Stated goal: Answer with one number: how many lines have "Hermann".

Data lines:
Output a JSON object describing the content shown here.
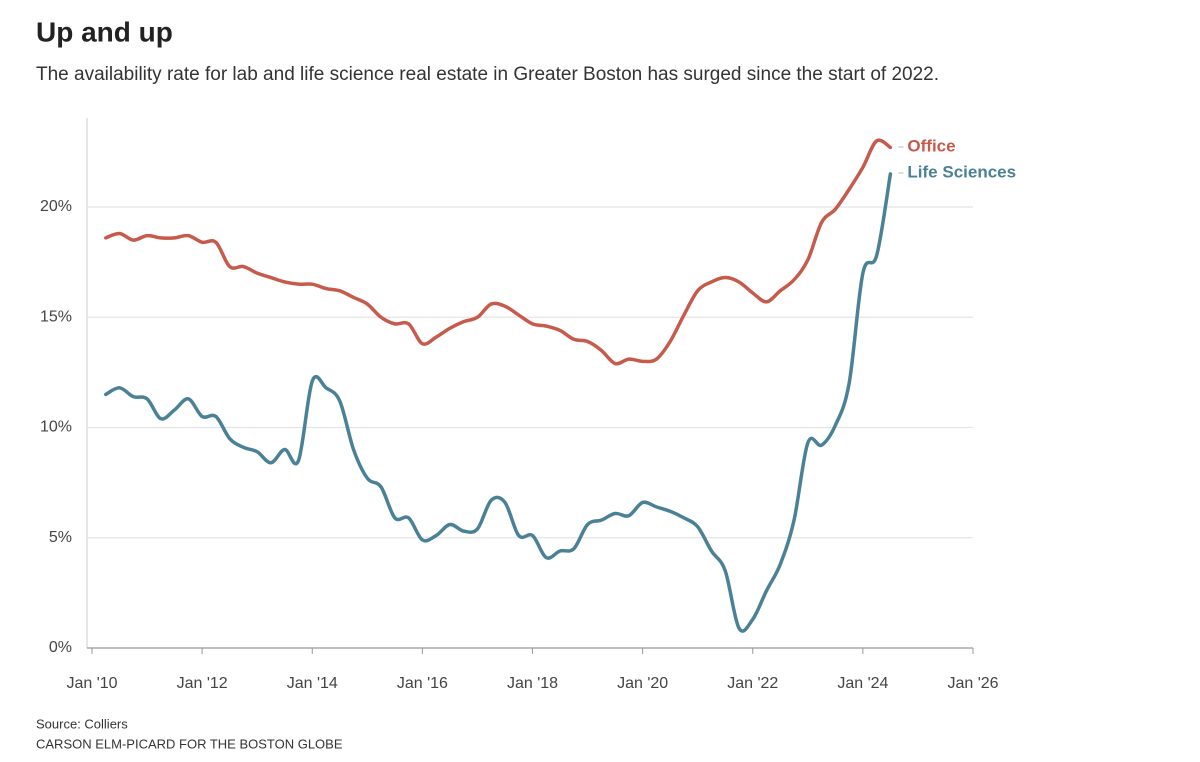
{
  "chart_data": {
    "type": "line",
    "title": "Up and up",
    "subtitle": "The availability rate for lab and life science real estate in Greater Boston has surged since the start of 2022.",
    "source": "Source: Colliers",
    "credit": "CARSON ELM-PICARD FOR THE BOSTON GLOBE",
    "x": [
      2010.25,
      2010.5,
      2010.75,
      2011,
      2011.25,
      2011.5,
      2011.75,
      2012,
      2012.25,
      2012.5,
      2012.75,
      2013,
      2013.25,
      2013.5,
      2013.75,
      2014,
      2014.25,
      2014.5,
      2014.75,
      2015,
      2015.25,
      2015.5,
      2015.75,
      2016,
      2016.25,
      2016.5,
      2016.75,
      2017,
      2017.25,
      2017.5,
      2017.75,
      2018,
      2018.25,
      2018.5,
      2018.75,
      2019,
      2019.25,
      2019.5,
      2019.75,
      2020,
      2020.25,
      2020.5,
      2020.75,
      2021,
      2021.25,
      2021.5,
      2021.75,
      2022,
      2022.25,
      2022.5,
      2022.75,
      2023,
      2023.25,
      2023.5,
      2023.75,
      2024,
      2024.25,
      2024.5
    ],
    "series": [
      {
        "name": "Office",
        "color": "#c65a4b",
        "values": [
          18.6,
          18.8,
          18.5,
          18.7,
          18.6,
          18.6,
          18.7,
          18.4,
          18.4,
          17.3,
          17.3,
          17.0,
          16.8,
          16.6,
          16.5,
          16.5,
          16.3,
          16.2,
          15.9,
          15.6,
          15.0,
          14.7,
          14.7,
          13.8,
          14.1,
          14.5,
          14.8,
          15.0,
          15.6,
          15.5,
          15.1,
          14.7,
          14.6,
          14.4,
          14.0,
          13.9,
          13.5,
          12.9,
          13.1,
          13.0,
          13.1,
          13.9,
          15.1,
          16.2,
          16.6,
          16.8,
          16.6,
          16.1,
          15.7,
          16.2,
          16.7,
          17.6,
          19.3,
          19.9,
          20.8,
          21.8,
          23.0,
          22.7
        ]
      },
      {
        "name": "Life Sciences",
        "color": "#4b8197",
        "values": [
          11.5,
          11.8,
          11.4,
          11.3,
          10.4,
          10.8,
          11.3,
          10.5,
          10.5,
          9.5,
          9.1,
          8.9,
          8.4,
          9.0,
          8.5,
          12.1,
          11.8,
          11.2,
          9.0,
          7.7,
          7.3,
          5.9,
          5.9,
          4.9,
          5.1,
          5.6,
          5.3,
          5.4,
          6.7,
          6.6,
          5.1,
          5.1,
          4.1,
          4.4,
          4.5,
          5.6,
          5.8,
          6.1,
          6.0,
          6.6,
          6.4,
          6.2,
          5.9,
          5.5,
          4.4,
          3.5,
          0.9,
          1.3,
          2.6,
          3.8,
          5.8,
          9.3,
          9.2,
          10.1,
          12.0,
          17.0,
          17.8,
          21.5
        ]
      }
    ],
    "xlim": [
      2010,
      2026
    ],
    "xticks": [
      {
        "value": 2010,
        "label": "Jan '10"
      },
      {
        "value": 2012,
        "label": "Jan '12"
      },
      {
        "value": 2014,
        "label": "Jan '14"
      },
      {
        "value": 2016,
        "label": "Jan '16"
      },
      {
        "value": 2018,
        "label": "Jan '18"
      },
      {
        "value": 2020,
        "label": "Jan '20"
      },
      {
        "value": 2022,
        "label": "Jan '22"
      },
      {
        "value": 2024,
        "label": "Jan '24"
      },
      {
        "value": 2026,
        "label": "Jan '26"
      }
    ],
    "ylim": [
      0,
      24.2
    ],
    "yticks": [
      {
        "value": 0,
        "label": "0%"
      },
      {
        "value": 5,
        "label": "5%"
      },
      {
        "value": 10,
        "label": "10%"
      },
      {
        "value": 15,
        "label": "15%"
      },
      {
        "value": 20,
        "label": "20%"
      }
    ],
    "grid": true
  }
}
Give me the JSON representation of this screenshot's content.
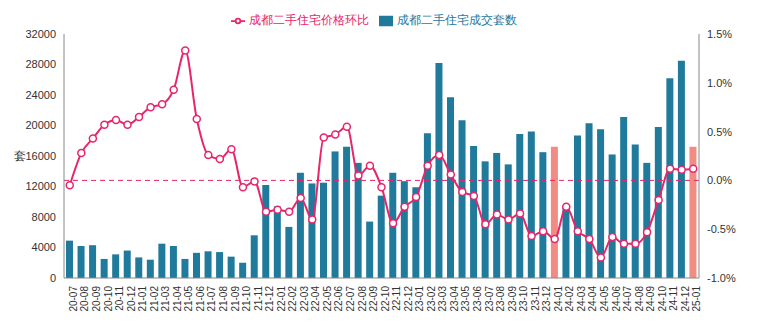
{
  "chart_data": {
    "type": "bar",
    "ylabel": "套",
    "legend": "top",
    "grid": false,
    "categories": [
      "20-07",
      "20-08",
      "20-09",
      "20-10",
      "20-11",
      "20-12",
      "21-01",
      "21-02",
      "21-03",
      "21-04",
      "21-05",
      "21-06",
      "21-07",
      "21-08",
      "21-09",
      "21-10",
      "21-11",
      "21-12",
      "22-01",
      "22-02",
      "22-03",
      "22-04",
      "22-05",
      "22-06",
      "22-07",
      "22-08",
      "22-09",
      "22-10",
      "22-11",
      "22-12",
      "23-01",
      "23-02",
      "23-03",
      "23-04",
      "23-05",
      "23-06",
      "23-07",
      "23-08",
      "23-09",
      "23-10",
      "23-11",
      "23-12",
      "24-01",
      "24-02",
      "24-03",
      "24-04",
      "24-05",
      "24-06",
      "24-07",
      "24-08",
      "24-09",
      "24-10",
      "24-11",
      "24-12",
      "25-01"
    ],
    "ylim": [
      0,
      32000
    ],
    "yticks": [
      0,
      4000,
      8000,
      12000,
      16000,
      20000,
      24000,
      28000,
      32000
    ],
    "y2lim": [
      -1.0,
      1.5
    ],
    "y2ticks": [
      {
        "value": -1.0,
        "label": "-1.0%"
      },
      {
        "value": -0.5,
        "label": "-0.5%"
      },
      {
        "value": 0.0,
        "label": "0.0%"
      },
      {
        "value": 0.5,
        "label": "0.5%"
      },
      {
        "value": 1.0,
        "label": "1.0%"
      },
      {
        "value": 1.5,
        "label": "1.5%"
      }
    ],
    "series": [
      {
        "name": "成都二手住宅成交套数",
        "type": "bar",
        "colors": [
          "#1f7a9c",
          "#1f7a9c",
          "#1f7a9c",
          "#1f7a9c",
          "#1f7a9c",
          "#1f7a9c",
          "#1f7a9c",
          "#1f7a9c",
          "#1f7a9c",
          "#1f7a9c",
          "#1f7a9c",
          "#1f7a9c",
          "#1f7a9c",
          "#1f7a9c",
          "#1f7a9c",
          "#1f7a9c",
          "#1f7a9c",
          "#1f7a9c",
          "#1f7a9c",
          "#1f7a9c",
          "#1f7a9c",
          "#1f7a9c",
          "#1f7a9c",
          "#1f7a9c",
          "#1f7a9c",
          "#1f7a9c",
          "#1f7a9c",
          "#1f7a9c",
          "#1f7a9c",
          "#1f7a9c",
          "#1f7a9c",
          "#1f7a9c",
          "#1f7a9c",
          "#1f7a9c",
          "#1f7a9c",
          "#1f7a9c",
          "#1f7a9c",
          "#1f7a9c",
          "#1f7a9c",
          "#1f7a9c",
          "#1f7a9c",
          "#1f7a9c",
          "#f28b82",
          "#1f7a9c",
          "#1f7a9c",
          "#1f7a9c",
          "#1f7a9c",
          "#1f7a9c",
          "#1f7a9c",
          "#1f7a9c",
          "#1f7a9c",
          "#1f7a9c",
          "#1f7a9c",
          "#1f7a9c",
          "#f28b82"
        ],
        "values": [
          4900,
          4200,
          4300,
          2500,
          3100,
          3600,
          2700,
          2400,
          4500,
          4200,
          2500,
          3300,
          3500,
          3400,
          2800,
          2000,
          5600,
          12200,
          9400,
          6700,
          13800,
          12400,
          12500,
          16600,
          17200,
          15100,
          7400,
          10800,
          13800,
          12700,
          11900,
          19000,
          28200,
          23700,
          20700,
          17300,
          15300,
          16400,
          14900,
          18900,
          19200,
          16500,
          17200,
          9300,
          18700,
          20300,
          19500,
          16200,
          21100,
          17500,
          15100,
          19800,
          26200,
          28500,
          17200
        ]
      },
      {
        "name": "成都二手住宅价格环比",
        "type": "line",
        "axis": "y2",
        "color": "#e8246b",
        "marker": "circle",
        "line_style": "solid",
        "values": [
          -0.05,
          0.28,
          0.43,
          0.57,
          0.62,
          0.57,
          0.65,
          0.75,
          0.78,
          0.93,
          1.33,
          0.63,
          0.26,
          0.22,
          0.32,
          -0.07,
          -0.01,
          -0.32,
          -0.3,
          -0.32,
          -0.18,
          -0.4,
          0.44,
          0.47,
          0.55,
          0.05,
          0.15,
          -0.07,
          -0.44,
          -0.27,
          -0.17,
          0.15,
          0.26,
          0.06,
          -0.12,
          -0.16,
          -0.45,
          -0.35,
          -0.4,
          -0.34,
          -0.57,
          -0.52,
          -0.6,
          -0.27,
          -0.52,
          -0.6,
          -0.79,
          -0.58,
          -0.65,
          -0.65,
          -0.53,
          -0.2,
          0.12,
          0.11,
          0.12
        ]
      }
    ]
  }
}
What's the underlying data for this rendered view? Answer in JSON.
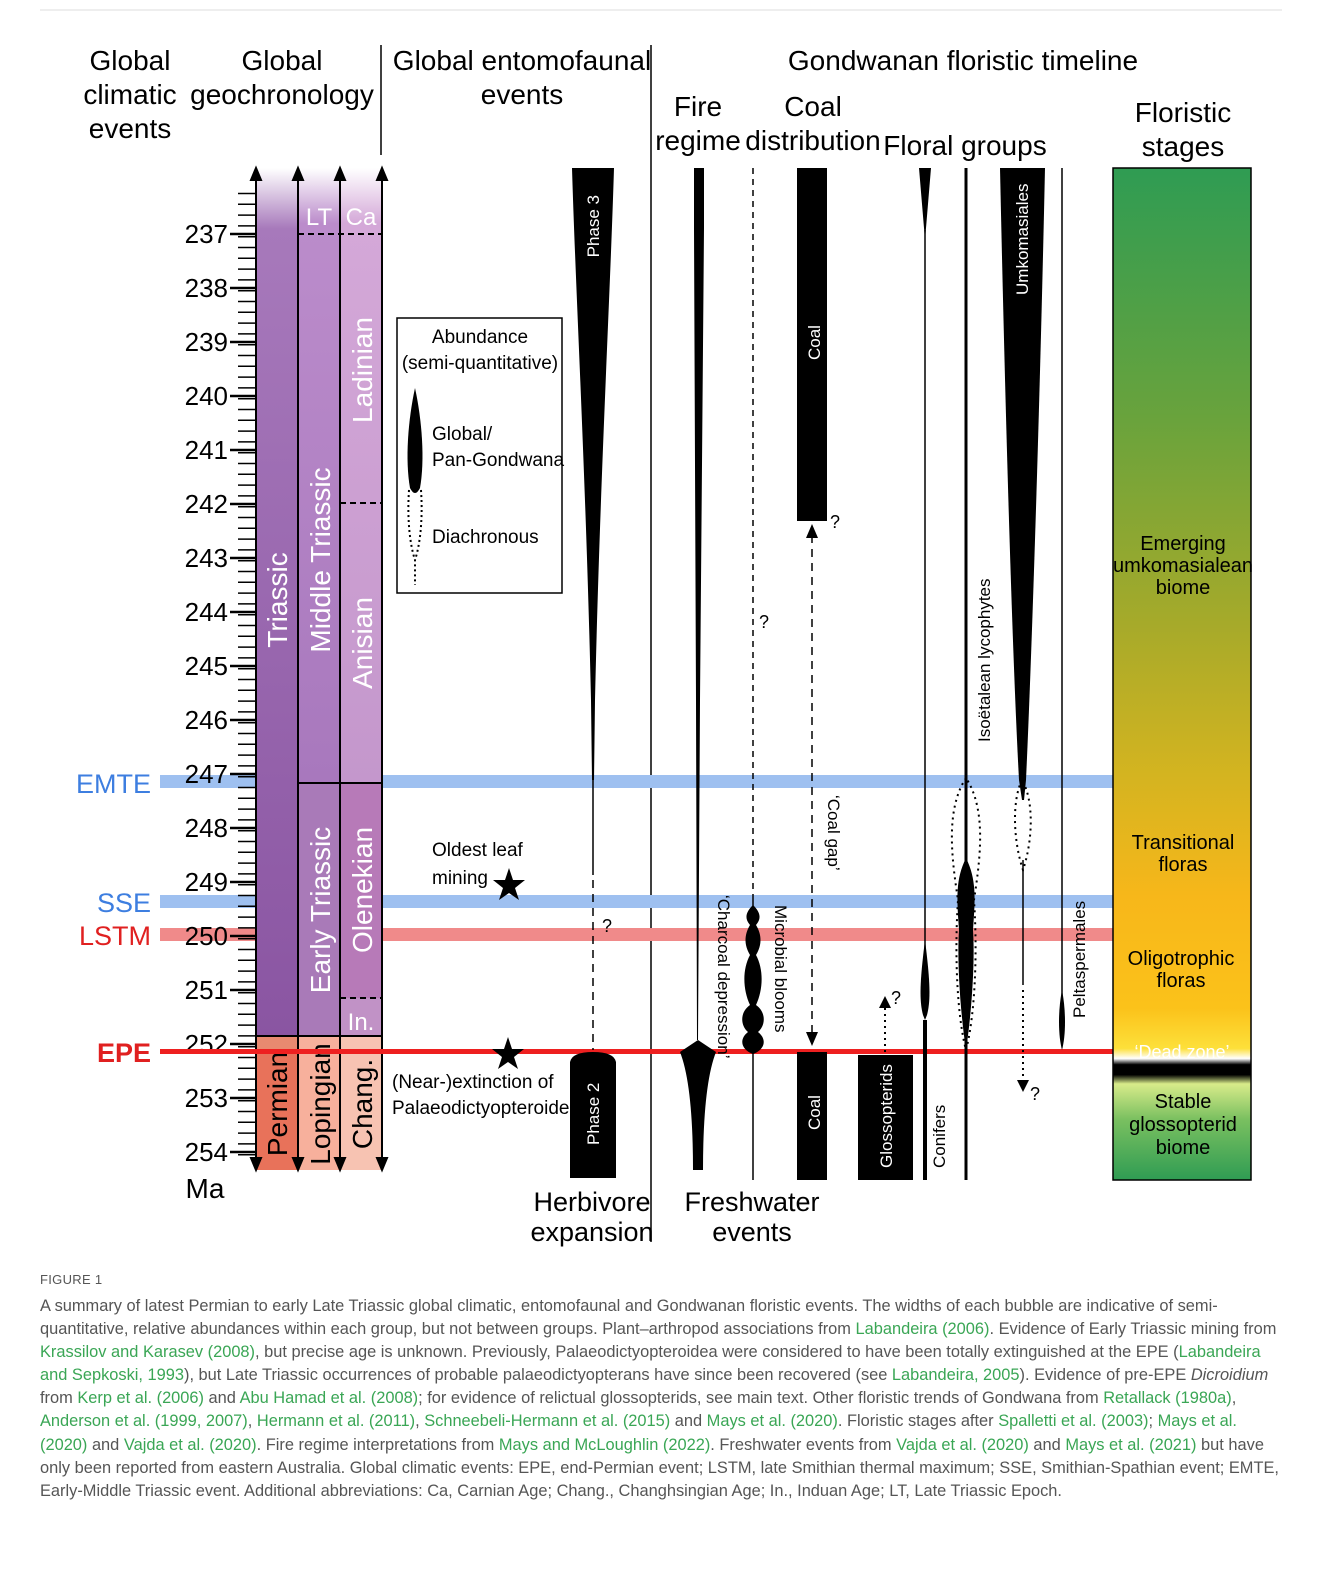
{
  "column_headers": {
    "climatic": [
      "Global",
      "climatic",
      "events"
    ],
    "geochronology": [
      "Global",
      "geochronology"
    ],
    "entomofaunal": [
      "Global entomofaunal",
      "events"
    ],
    "gondwanan": "Gondwanan floristic timeline",
    "fire": [
      "Fire",
      "regime"
    ],
    "coal": [
      "Coal",
      "distribution"
    ],
    "floral_groups": "Floral groups",
    "floristic_stages": [
      "Floristic",
      "stages"
    ]
  },
  "axis": {
    "unit": "Ma",
    "ticks": [
      "237",
      "238",
      "239",
      "240",
      "241",
      "242",
      "243",
      "244",
      "245",
      "246",
      "247",
      "248",
      "249",
      "250",
      "251",
      "252",
      "253",
      "254"
    ]
  },
  "events": [
    {
      "label": "EMTE",
      "age_ma": 247.2,
      "color": "#9ec0f0",
      "label_color": "#3d7ee0"
    },
    {
      "label": "SSE",
      "age_ma": 249.4,
      "color": "#9ec0f0",
      "label_color": "#3d7ee0"
    },
    {
      "label": "LSTM",
      "age_ma": 250.0,
      "color": "#f08a8a",
      "label_color": "#e02020"
    },
    {
      "label": "EPE",
      "age_ma": 252.3,
      "color": "#ee2020",
      "label_color": "#e02020"
    }
  ],
  "geochronology": {
    "period": {
      "triassic": "Triassic",
      "permian": "Permian"
    },
    "epoch": {
      "lt": "LT",
      "middle": "Middle Triassic",
      "early": "Early Triassic",
      "lopingian": "Lopingian"
    },
    "stage": {
      "ca": "Ca",
      "ladinian": "Ladinian",
      "anisian": "Anisian",
      "olenekian": "Olenekian",
      "induan": "In.",
      "chang": "Chang."
    }
  },
  "legend": {
    "title": [
      "Abundance",
      "(semi-quantitative)"
    ],
    "global": [
      "Global/",
      "Pan-Gondwana"
    ],
    "diachronous": "Diachronous"
  },
  "entomofauna": {
    "phase3": "Phase 3",
    "phase2": "Phase 2",
    "leaf_mining": [
      "Oldest leaf",
      "mining"
    ],
    "extinction": [
      "(Near-)extinction of",
      "Palaeodictyopteroidea"
    ],
    "herbivore": [
      "Herbivore",
      "expansion"
    ],
    "question": "?"
  },
  "fire": {
    "charcoal": "‘Charcoal depression’"
  },
  "freshwater": {
    "microbial": "Microbial blooms",
    "label": [
      "Freshwater",
      "events"
    ],
    "question": "?"
  },
  "coal": {
    "coal_top": "Coal",
    "coal_bottom": "Coal",
    "gap": "‘Coal gap’",
    "question": "?"
  },
  "floral": {
    "glossopterids": "Glossopterids",
    "conifers": "Conifers",
    "isoetalean": "Isoëtalean lycophytes",
    "umkomasiales": "Umkomasiales",
    "peltaspermales": "Peltaspermales",
    "question_glosso": "?",
    "question_umko": "?"
  },
  "stages": {
    "emerging": [
      "Emerging",
      "umkomasialean",
      "biome"
    ],
    "transitional": [
      "Transitional",
      "floras"
    ],
    "oligotrophic": [
      "Oligotrophic",
      "floras"
    ],
    "dead_zone": "‘Dead zone’",
    "stable": [
      "Stable",
      "glossopterid",
      "biome"
    ]
  },
  "caption": {
    "figure_label": "FIGURE 1",
    "parts": [
      {
        "t": "A summary of latest Permian to early Late Triassic global climatic, entomofaunal and Gondwanan floristic events. The widths of each bubble are indicative of semi-quantitative, relative abundances within each group, but not between groups. Plant–arthropod associations from ",
        "s": "n"
      },
      {
        "t": "Labandeira (2006)",
        "s": "ref"
      },
      {
        "t": ". Evidence of Early Triassic mining from ",
        "s": "n"
      },
      {
        "t": "Krassilov and Karasev (2008)",
        "s": "ref"
      },
      {
        "t": ", but precise age is unknown. Previously, Palaeodictyopteroidea were considered to have been totally extinguished at the EPE (",
        "s": "n"
      },
      {
        "t": "Labandeira and Sepkoski, 1993",
        "s": "ref"
      },
      {
        "t": "), but Late Triassic occurrences of probable palaeodictyopterans have since been recovered (see ",
        "s": "n"
      },
      {
        "t": "Labandeira, 2005",
        "s": "ref"
      },
      {
        "t": "). Evidence of pre-EPE ",
        "s": "n"
      },
      {
        "t": "Dicroidium",
        "s": "i"
      },
      {
        "t": " from ",
        "s": "n"
      },
      {
        "t": "Kerp et al. (2006)",
        "s": "ref"
      },
      {
        "t": " and ",
        "s": "n"
      },
      {
        "t": "Abu Hamad et al. (2008)",
        "s": "ref"
      },
      {
        "t": "; for evidence of relictual glossopterids, see main text. Other floristic trends of Gondwana from ",
        "s": "n"
      },
      {
        "t": "Retallack (1980a)",
        "s": "ref"
      },
      {
        "t": ", ",
        "s": "n"
      },
      {
        "t": "Anderson et al. (1999, 2007)",
        "s": "ref"
      },
      {
        "t": ", ",
        "s": "n"
      },
      {
        "t": "Hermann et al. (2011)",
        "s": "ref"
      },
      {
        "t": ", ",
        "s": "n"
      },
      {
        "t": "Schneebeli-Hermann et al. (2015)",
        "s": "ref"
      },
      {
        "t": " and ",
        "s": "n"
      },
      {
        "t": "Mays et al. (2020)",
        "s": "ref"
      },
      {
        "t": ". Floristic stages after ",
        "s": "n"
      },
      {
        "t": "Spalletti et al. (2003)",
        "s": "ref"
      },
      {
        "t": "; ",
        "s": "n"
      },
      {
        "t": "Mays et al. (2020)",
        "s": "ref"
      },
      {
        "t": " and ",
        "s": "n"
      },
      {
        "t": "Vajda et al. (2020)",
        "s": "ref"
      },
      {
        "t": ". Fire regime interpretations from ",
        "s": "n"
      },
      {
        "t": "Mays and McLoughlin (2022)",
        "s": "ref"
      },
      {
        "t": ". Freshwater events from ",
        "s": "n"
      },
      {
        "t": "Vajda et al. (2020)",
        "s": "ref"
      },
      {
        "t": " and ",
        "s": "n"
      },
      {
        "t": "Mays et al. (2021)",
        "s": "ref"
      },
      {
        "t": " but have only been reported from eastern Australia. Global climatic events: EPE, end-Permian event; LSTM, late Smithian thermal maximum; SSE, Smithian-Spathian event; EMTE, Early-Middle Triassic event. Additional abbreviations: Ca, Carnian Age; Chang., Changhsingian Age; In., Induan Age; LT, Late Triassic Epoch.",
        "s": "n"
      }
    ]
  }
}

Written answer: 2